Task details
Gather up every line that includes the string "Inconvénients".
── Records for this task
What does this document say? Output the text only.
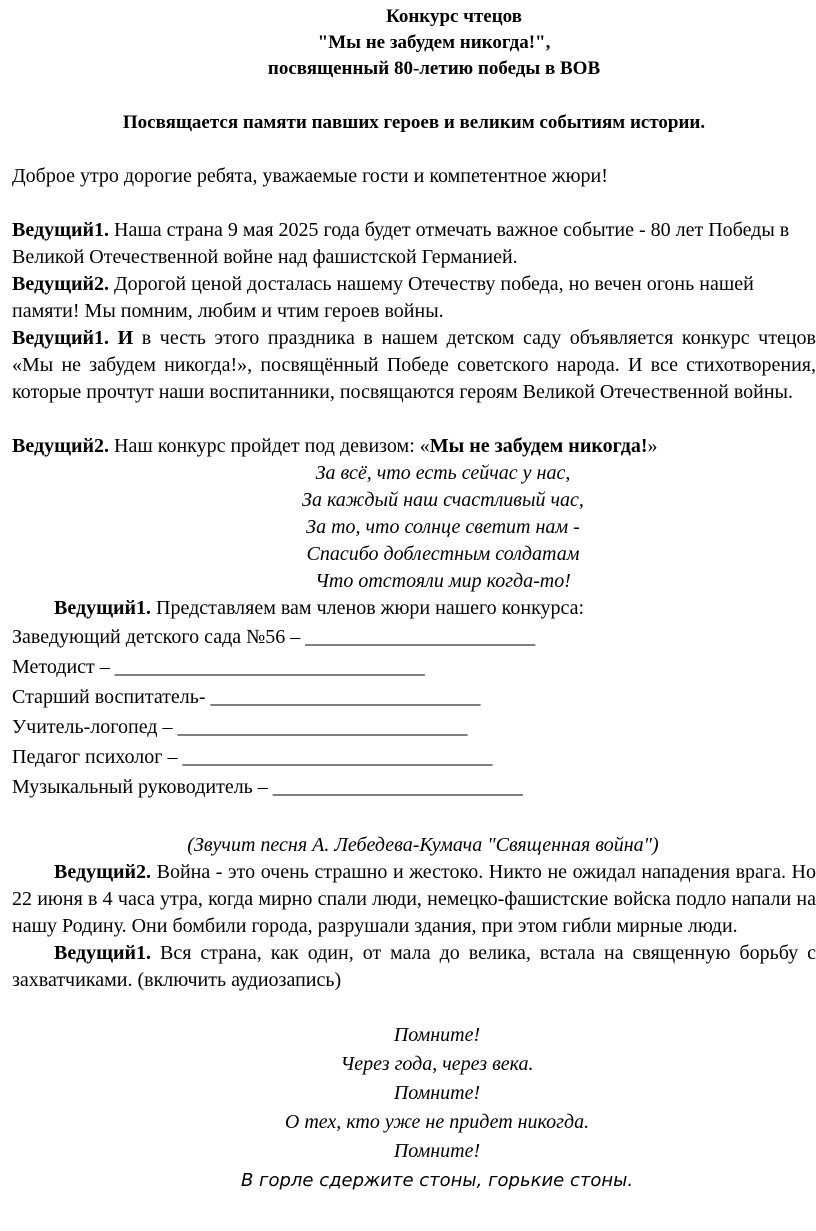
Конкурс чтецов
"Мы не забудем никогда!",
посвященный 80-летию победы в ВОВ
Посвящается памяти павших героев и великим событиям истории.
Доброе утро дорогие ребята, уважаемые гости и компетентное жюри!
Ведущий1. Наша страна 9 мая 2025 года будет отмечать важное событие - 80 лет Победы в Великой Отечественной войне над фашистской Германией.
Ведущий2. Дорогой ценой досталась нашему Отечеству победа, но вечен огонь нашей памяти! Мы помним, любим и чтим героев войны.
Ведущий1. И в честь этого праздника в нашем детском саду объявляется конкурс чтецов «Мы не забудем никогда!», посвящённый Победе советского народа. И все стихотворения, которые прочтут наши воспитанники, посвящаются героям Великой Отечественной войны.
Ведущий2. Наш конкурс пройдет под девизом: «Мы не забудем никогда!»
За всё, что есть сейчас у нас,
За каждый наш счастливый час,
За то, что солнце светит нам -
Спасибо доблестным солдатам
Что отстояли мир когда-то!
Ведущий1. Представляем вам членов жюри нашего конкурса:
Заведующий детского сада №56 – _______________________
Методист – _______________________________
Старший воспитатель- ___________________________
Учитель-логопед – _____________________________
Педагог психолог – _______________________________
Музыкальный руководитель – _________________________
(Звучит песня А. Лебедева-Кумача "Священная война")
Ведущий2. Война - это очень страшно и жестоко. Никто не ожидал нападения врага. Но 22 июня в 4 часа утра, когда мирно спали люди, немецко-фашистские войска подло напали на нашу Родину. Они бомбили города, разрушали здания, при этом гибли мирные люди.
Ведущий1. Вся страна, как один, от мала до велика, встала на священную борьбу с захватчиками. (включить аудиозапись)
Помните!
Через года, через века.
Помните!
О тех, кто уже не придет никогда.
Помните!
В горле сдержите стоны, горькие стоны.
────
── Records for this task
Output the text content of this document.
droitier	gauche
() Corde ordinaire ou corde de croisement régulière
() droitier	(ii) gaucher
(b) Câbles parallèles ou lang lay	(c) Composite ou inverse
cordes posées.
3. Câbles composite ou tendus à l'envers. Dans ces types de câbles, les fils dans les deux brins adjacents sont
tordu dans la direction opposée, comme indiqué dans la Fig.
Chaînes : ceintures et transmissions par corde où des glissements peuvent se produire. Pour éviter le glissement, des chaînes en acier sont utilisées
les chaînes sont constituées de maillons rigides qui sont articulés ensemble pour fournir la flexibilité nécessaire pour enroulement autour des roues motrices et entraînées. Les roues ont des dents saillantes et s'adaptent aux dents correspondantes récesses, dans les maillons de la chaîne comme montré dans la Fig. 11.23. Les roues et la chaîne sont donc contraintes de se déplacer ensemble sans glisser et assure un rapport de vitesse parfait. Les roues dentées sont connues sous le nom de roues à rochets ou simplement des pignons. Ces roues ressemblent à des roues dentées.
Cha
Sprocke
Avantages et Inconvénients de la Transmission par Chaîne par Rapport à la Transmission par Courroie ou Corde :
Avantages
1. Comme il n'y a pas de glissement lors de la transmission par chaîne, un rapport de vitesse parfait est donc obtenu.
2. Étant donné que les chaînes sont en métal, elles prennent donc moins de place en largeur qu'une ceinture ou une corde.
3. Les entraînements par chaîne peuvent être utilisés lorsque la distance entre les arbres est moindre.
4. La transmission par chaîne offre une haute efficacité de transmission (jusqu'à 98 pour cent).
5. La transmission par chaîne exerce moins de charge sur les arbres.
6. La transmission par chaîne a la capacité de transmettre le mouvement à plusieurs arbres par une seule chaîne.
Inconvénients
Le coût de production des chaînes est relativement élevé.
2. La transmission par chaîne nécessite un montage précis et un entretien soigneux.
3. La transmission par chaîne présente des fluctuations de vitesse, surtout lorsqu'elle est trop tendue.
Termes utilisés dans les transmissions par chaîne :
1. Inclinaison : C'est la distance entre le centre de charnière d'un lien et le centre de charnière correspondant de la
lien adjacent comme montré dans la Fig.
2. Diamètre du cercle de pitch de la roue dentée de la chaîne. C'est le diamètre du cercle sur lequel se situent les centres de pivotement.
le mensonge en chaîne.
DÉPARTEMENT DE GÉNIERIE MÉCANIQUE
────
── Records for this task
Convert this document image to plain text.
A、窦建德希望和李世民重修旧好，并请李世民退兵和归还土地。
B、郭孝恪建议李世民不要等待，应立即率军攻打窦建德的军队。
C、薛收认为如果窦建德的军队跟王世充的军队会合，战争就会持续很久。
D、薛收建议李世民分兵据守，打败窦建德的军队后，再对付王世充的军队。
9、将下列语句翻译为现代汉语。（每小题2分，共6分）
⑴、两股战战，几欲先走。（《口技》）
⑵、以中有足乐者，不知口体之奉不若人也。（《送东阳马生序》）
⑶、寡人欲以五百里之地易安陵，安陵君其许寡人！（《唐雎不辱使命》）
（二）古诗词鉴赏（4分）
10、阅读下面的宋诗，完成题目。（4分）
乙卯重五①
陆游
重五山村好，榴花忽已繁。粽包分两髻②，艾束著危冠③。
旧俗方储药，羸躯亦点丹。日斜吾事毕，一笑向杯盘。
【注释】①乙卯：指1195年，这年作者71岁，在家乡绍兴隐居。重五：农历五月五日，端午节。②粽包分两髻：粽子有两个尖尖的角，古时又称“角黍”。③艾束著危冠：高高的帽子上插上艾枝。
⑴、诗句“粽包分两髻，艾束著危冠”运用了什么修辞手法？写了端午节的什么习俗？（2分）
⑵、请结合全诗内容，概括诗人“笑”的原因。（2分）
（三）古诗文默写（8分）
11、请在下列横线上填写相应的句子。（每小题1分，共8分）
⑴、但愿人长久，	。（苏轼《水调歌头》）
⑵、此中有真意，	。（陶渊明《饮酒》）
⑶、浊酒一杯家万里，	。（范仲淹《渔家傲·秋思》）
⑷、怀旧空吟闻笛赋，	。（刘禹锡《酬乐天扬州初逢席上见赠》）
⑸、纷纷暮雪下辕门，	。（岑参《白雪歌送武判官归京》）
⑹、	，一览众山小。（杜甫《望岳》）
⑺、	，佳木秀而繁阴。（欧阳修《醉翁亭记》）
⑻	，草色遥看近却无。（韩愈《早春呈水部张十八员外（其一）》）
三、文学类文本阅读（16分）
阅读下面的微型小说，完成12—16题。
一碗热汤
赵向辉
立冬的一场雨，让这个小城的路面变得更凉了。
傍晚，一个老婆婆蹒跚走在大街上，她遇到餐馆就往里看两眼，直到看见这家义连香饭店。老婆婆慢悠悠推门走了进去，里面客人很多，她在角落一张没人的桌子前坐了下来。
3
────
Response for this exercise
Avantages et Inconvénients de la Transmission par Chaîne par Rapport à la Transmission par Courroie ou Corde :
Inconvénients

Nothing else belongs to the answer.